### WHAT NEEDS TO BE DONE
Retype each line exactly. Skip images.

### RECORDS FOR PROCESSING
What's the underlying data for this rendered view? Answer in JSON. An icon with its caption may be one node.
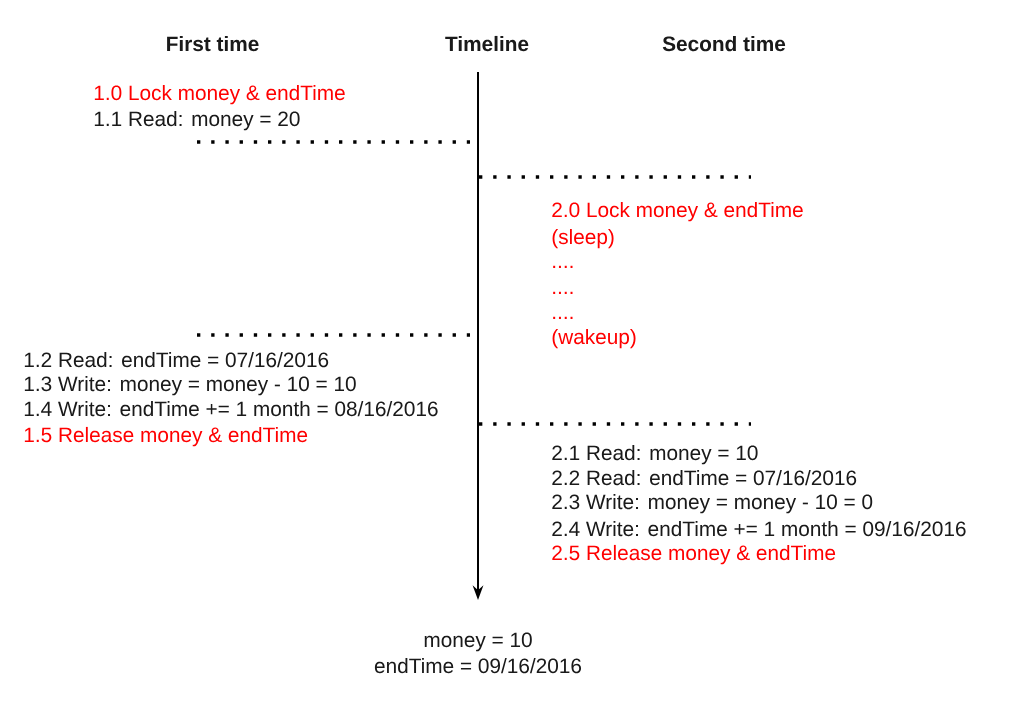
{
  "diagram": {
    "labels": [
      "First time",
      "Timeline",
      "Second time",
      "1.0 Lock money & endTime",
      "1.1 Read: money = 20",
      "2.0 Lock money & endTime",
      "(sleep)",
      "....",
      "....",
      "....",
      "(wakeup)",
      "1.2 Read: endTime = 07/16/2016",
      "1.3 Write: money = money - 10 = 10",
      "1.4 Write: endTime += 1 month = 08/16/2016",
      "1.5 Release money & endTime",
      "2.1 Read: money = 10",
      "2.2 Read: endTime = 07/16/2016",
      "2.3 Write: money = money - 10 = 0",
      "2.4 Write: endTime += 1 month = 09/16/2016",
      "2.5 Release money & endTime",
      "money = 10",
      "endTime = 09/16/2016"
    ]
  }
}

### WRITTEN RESPONSE
What's the underlying data for this rendered view? Answer in JSON. An icon with its caption may be one node.
{
  "diagram": {
    "labels": [
      "First time",
      "Timeline",
      "Second time",
      "1.0 Lock money & endTime",
      "1.1 Read: money = 20",
      "2.0 Lock money & endTime",
      "(sleep)",
      "....",
      "....",
      "....",
      "(wakeup)",
      "1.2 Read: endTime = 07/16/2016",
      "1.3 Write: money = money - 10 = 10",
      "1.4 Write: endTime += 1 month = 08/16/2016",
      "1.5 Release money & endTime",
      "2.1 Read: money = 10",
      "2.2 Read: endTime = 07/16/2016",
      "2.3 Write: money = money - 10 = 0",
      "2.4 Write: endTime += 1 month = 09/16/2016",
      "2.5 Release money & endTime",
      "money = 10",
      "endTime = 09/16/2016"
    ]
  }
}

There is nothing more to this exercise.